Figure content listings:

◆ ◆ ◆ ◆ ◆ ◆ ◆

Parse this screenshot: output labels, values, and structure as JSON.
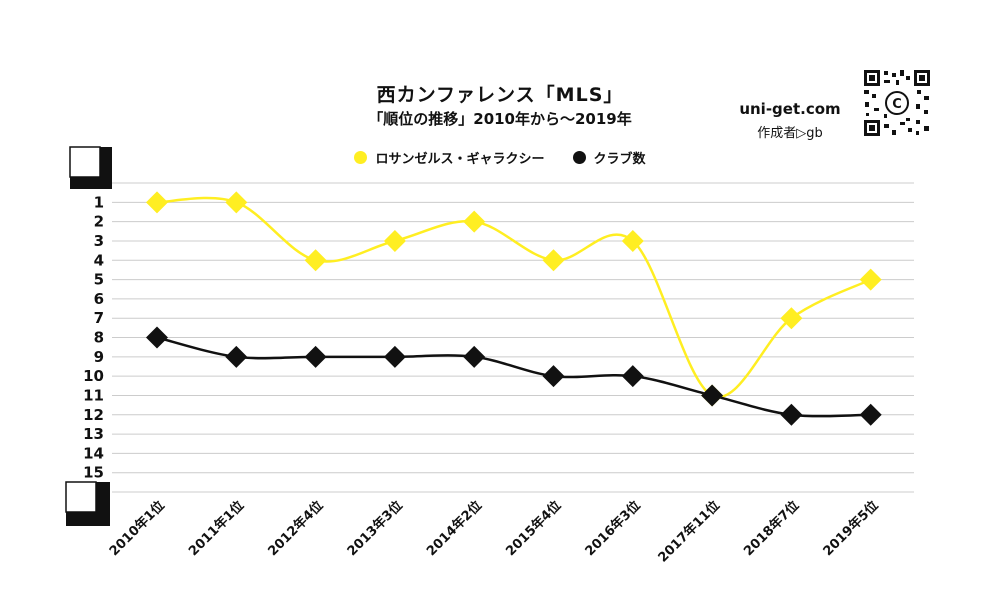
{
  "header": {
    "title": "西カンファレンス「MLS」",
    "subtitle": "「順位の推移」2010年から～2019年",
    "site": "uni-get.com",
    "author": "作成者▷gb"
  },
  "colors": {
    "galaxy": "#ffee22",
    "clubs": "#111111",
    "grid": "#cccccc"
  },
  "chart_data": {
    "type": "line",
    "categories": [
      "2010年1位",
      "2011年1位",
      "2012年4位",
      "2013年3位",
      "2014年2位",
      "2015年4位",
      "2016年3位",
      "2017年11位",
      "2018年7位",
      "2019年5位"
    ],
    "series": [
      {
        "name": "ロサンゼルス・ギャラクシー",
        "values": [
          1,
          1,
          4,
          3,
          2,
          4,
          3,
          11,
          7,
          5
        ]
      },
      {
        "name": "クラブ数",
        "values": [
          8,
          9,
          9,
          9,
          9,
          10,
          10,
          11,
          12,
          12
        ]
      }
    ],
    "yticks": [
      1,
      2,
      3,
      4,
      5,
      6,
      7,
      8,
      9,
      10,
      11,
      12,
      13,
      14,
      15
    ],
    "ylim": [
      0,
      16
    ],
    "y_inverted": true,
    "grid": true,
    "legend_position": "top"
  }
}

◆ ◆ ◆ ◆ ◆ ◆ ◆

Exercise requirements:
The listing above must be printed again exactly, minus its pictures.

Full solution:
Parse this screenshot: output labels, values, and structure as JSON.
{
  "header": {
    "title": "西カンファレンス「MLS」",
    "subtitle": "「順位の推移」2010年から～2019年",
    "site": "uni-get.com",
    "author": "作成者▷gb"
  },
  "colors": {
    "galaxy": "#ffee22",
    "clubs": "#111111",
    "grid": "#cccccc"
  },
  "chart_data": {
    "type": "line",
    "categories": [
      "2010年1位",
      "2011年1位",
      "2012年4位",
      "2013年3位",
      "2014年2位",
      "2015年4位",
      "2016年3位",
      "2017年11位",
      "2018年7位",
      "2019年5位"
    ],
    "series": [
      {
        "name": "ロサンゼルス・ギャラクシー",
        "values": [
          1,
          1,
          4,
          3,
          2,
          4,
          3,
          11,
          7,
          5
        ]
      },
      {
        "name": "クラブ数",
        "values": [
          8,
          9,
          9,
          9,
          9,
          10,
          10,
          11,
          12,
          12
        ]
      }
    ],
    "yticks": [
      1,
      2,
      3,
      4,
      5,
      6,
      7,
      8,
      9,
      10,
      11,
      12,
      13,
      14,
      15
    ],
    "ylim": [
      0,
      16
    ],
    "y_inverted": true,
    "grid": true,
    "legend_position": "top"
  }
}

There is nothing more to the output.